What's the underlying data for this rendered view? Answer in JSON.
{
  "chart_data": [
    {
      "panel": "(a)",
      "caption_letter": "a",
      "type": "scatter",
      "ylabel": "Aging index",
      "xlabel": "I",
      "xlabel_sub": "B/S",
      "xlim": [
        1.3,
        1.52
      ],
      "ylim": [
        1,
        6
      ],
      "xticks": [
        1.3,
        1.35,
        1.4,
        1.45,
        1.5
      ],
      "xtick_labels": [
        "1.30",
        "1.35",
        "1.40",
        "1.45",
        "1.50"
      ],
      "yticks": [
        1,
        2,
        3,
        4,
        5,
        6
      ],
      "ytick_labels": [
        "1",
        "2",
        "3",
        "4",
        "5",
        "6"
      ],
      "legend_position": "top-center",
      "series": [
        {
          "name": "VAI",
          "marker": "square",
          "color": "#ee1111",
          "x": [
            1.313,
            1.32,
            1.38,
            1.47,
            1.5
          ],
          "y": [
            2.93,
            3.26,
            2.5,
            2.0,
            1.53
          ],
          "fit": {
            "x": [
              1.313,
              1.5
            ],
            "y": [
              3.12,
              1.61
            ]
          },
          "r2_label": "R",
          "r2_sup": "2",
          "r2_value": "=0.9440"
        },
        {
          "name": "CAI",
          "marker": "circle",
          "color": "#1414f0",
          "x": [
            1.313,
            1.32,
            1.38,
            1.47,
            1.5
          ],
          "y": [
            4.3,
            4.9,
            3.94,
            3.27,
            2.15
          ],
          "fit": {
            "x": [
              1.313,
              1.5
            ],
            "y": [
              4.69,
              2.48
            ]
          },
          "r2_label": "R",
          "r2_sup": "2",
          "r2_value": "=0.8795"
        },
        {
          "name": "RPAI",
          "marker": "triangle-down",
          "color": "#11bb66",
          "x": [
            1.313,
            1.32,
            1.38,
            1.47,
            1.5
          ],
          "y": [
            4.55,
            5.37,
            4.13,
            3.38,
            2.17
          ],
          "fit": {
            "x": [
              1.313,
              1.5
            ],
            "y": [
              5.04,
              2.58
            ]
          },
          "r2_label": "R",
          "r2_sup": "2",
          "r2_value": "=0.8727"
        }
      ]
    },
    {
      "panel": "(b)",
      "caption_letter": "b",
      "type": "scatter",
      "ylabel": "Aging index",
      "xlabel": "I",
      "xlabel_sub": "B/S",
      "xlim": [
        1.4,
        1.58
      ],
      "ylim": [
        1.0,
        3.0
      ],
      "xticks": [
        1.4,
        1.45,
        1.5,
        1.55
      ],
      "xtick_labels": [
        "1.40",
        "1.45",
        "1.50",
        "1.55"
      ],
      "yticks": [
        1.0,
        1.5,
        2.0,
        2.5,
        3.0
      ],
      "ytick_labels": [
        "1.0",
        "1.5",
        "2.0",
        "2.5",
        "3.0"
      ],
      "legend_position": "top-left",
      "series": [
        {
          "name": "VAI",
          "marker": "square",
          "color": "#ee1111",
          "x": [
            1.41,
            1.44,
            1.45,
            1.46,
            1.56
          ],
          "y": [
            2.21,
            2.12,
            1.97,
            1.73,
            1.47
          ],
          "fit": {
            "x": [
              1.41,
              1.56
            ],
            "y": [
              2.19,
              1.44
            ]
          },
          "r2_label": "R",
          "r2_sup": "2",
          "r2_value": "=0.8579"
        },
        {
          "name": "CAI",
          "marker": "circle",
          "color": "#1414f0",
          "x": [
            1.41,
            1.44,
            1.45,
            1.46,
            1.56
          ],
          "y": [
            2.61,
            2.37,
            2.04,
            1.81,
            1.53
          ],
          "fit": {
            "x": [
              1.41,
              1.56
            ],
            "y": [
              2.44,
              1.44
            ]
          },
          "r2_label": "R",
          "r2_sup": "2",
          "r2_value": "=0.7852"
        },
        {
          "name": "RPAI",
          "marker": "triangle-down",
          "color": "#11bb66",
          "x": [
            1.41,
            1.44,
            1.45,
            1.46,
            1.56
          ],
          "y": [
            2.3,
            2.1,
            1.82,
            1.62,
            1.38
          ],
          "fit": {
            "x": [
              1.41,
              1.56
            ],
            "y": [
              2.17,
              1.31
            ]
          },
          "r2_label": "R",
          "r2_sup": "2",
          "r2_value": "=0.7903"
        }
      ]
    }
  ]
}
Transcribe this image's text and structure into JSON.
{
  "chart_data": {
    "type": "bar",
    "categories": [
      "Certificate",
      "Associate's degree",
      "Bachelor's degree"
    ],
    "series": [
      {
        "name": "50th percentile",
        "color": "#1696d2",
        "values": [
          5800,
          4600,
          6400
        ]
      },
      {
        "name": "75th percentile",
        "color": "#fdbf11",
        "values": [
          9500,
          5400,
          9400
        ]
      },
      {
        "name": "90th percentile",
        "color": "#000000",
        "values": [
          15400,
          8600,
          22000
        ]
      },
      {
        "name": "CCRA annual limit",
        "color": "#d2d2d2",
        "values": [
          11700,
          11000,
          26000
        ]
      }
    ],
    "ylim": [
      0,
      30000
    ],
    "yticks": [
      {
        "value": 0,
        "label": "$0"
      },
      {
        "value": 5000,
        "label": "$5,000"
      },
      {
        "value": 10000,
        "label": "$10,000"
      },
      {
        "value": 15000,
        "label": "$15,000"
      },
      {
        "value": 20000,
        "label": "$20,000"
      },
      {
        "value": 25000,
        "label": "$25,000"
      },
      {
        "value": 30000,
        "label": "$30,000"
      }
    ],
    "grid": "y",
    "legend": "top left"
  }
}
● ● ●
#### What you will do
Exactly reproduce all of the entries above.

#### Response
What's the underlying data for this rendered view? Answer in JSON.
{
  "chart_data": [
    {
      "panel": "(a)",
      "caption_letter": "a",
      "type": "scatter",
      "ylabel": "Aging index",
      "xlabel": "I",
      "xlabel_sub": "B/S",
      "xlim": [
        1.3,
        1.52
      ],
      "ylim": [
        1,
        6
      ],
      "xticks": [
        1.3,
        1.35,
        1.4,
        1.45,
        1.5
      ],
      "xtick_labels": [
        "1.30",
        "1.35",
        "1.40",
        "1.45",
        "1.50"
      ],
      "yticks": [
        1,
        2,
        3,
        4,
        5,
        6
      ],
      "ytick_labels": [
        "1",
        "2",
        "3",
        "4",
        "5",
        "6"
      ],
      "legend_position": "top-center",
      "series": [
        {
          "name": "VAI",
          "marker": "square",
          "color": "#ee1111",
          "x": [
            1.313,
            1.32,
            1.38,
            1.47,
            1.5
          ],
          "y": [
            2.93,
            3.26,
            2.5,
            2.0,
            1.53
          ],
          "fit": {
            "x": [
              1.313,
              1.5
            ],
            "y": [
              3.12,
              1.61
            ]
          },
          "r2_label": "R",
          "r2_sup": "2",
          "r2_value": "=0.9440"
        },
        {
          "name": "CAI",
          "marker": "circle",
          "color": "#1414f0",
          "x": [
            1.313,
            1.32,
            1.38,
            1.47,
            1.5
          ],
          "y": [
            4.3,
            4.9,
            3.94,
            3.27,
            2.15
          ],
          "fit": {
            "x": [
              1.313,
              1.5
            ],
            "y": [
              4.69,
              2.48
            ]
          },
          "r2_label": "R",
          "r2_sup": "2",
          "r2_value": "=0.8795"
        },
        {
          "name": "RPAI",
          "marker": "triangle-down",
          "color": "#11bb66",
          "x": [
            1.313,
            1.32,
            1.38,
            1.47,
            1.5
          ],
          "y": [
            4.55,
            5.37,
            4.13,
            3.38,
            2.17
          ],
          "fit": {
            "x": [
              1.313,
              1.5
            ],
            "y": [
              5.04,
              2.58
            ]
          },
          "r2_label": "R",
          "r2_sup": "2",
          "r2_value": "=0.8727"
        }
      ]
    },
    {
      "panel": "(b)",
      "caption_letter": "b",
      "type": "scatter",
      "ylabel": "Aging index",
      "xlabel": "I",
      "xlabel_sub": "B/S",
      "xlim": [
        1.4,
        1.58
      ],
      "ylim": [
        1.0,
        3.0
      ],
      "xticks": [
        1.4,
        1.45,
        1.5,
        1.55
      ],
      "xtick_labels": [
        "1.40",
        "1.45",
        "1.50",
        "1.55"
      ],
      "yticks": [
        1.0,
        1.5,
        2.0,
        2.5,
        3.0
      ],
      "ytick_labels": [
        "1.0",
        "1.5",
        "2.0",
        "2.5",
        "3.0"
      ],
      "legend_position": "top-left",
      "series": [
        {
          "name": "VAI",
          "marker": "square",
          "color": "#ee1111",
          "x": [
            1.41,
            1.44,
            1.45,
            1.46,
            1.56
          ],
          "y": [
            2.21,
            2.12,
            1.97,
            1.73,
            1.47
          ],
          "fit": {
            "x": [
              1.41,
              1.56
            ],
            "y": [
              2.19,
              1.44
            ]
          },
          "r2_label": "R",
          "r2_sup": "2",
          "r2_value": "=0.8579"
        },
        {
          "name": "CAI",
          "marker": "circle",
          "color": "#1414f0",
          "x": [
            1.41,
            1.44,
            1.45,
            1.46,
            1.56
          ],
          "y": [
            2.61,
            2.37,
            2.04,
            1.81,
            1.53
          ],
          "fit": {
            "x": [
              1.41,
              1.56
            ],
            "y": [
              2.44,
              1.44
            ]
          },
          "r2_label": "R",
          "r2_sup": "2",
          "r2_value": "=0.7852"
        },
        {
          "name": "RPAI",
          "marker": "triangle-down",
          "color": "#11bb66",
          "x": [
            1.41,
            1.44,
            1.45,
            1.46,
            1.56
          ],
          "y": [
            2.3,
            2.1,
            1.82,
            1.62,
            1.38
          ],
          "fit": {
            "x": [
              1.41,
              1.56
            ],
            "y": [
              2.17,
              1.31
            ]
          },
          "r2_label": "R",
          "r2_sup": "2",
          "r2_value": "=0.7903"
        }
      ]
    }
  ]
}
Transcribe this image's text and structure into JSON.
{
  "chart_data": {
    "type": "bar",
    "categories": [
      "Certificate",
      "Associate's degree",
      "Bachelor's degree"
    ],
    "series": [
      {
        "name": "50th percentile",
        "color": "#1696d2",
        "values": [
          5800,
          4600,
          6400
        ]
      },
      {
        "name": "75th percentile",
        "color": "#fdbf11",
        "values": [
          9500,
          5400,
          9400
        ]
      },
      {
        "name": "90th percentile",
        "color": "#000000",
        "values": [
          15400,
          8600,
          22000
        ]
      },
      {
        "name": "CCRA annual limit",
        "color": "#d2d2d2",
        "values": [
          11700,
          11000,
          26000
        ]
      }
    ],
    "ylim": [
      0,
      30000
    ],
    "yticks": [
      {
        "value": 0,
        "label": "$0"
      },
      {
        "value": 5000,
        "label": "$5,000"
      },
      {
        "value": 10000,
        "label": "$10,000"
      },
      {
        "value": 15000,
        "label": "$15,000"
      },
      {
        "value": 20000,
        "label": "$20,000"
      },
      {
        "value": 25000,
        "label": "$25,000"
      },
      {
        "value": 30000,
        "label": "$30,000"
      }
    ],
    "grid": "y",
    "legend": "top left"
  }
}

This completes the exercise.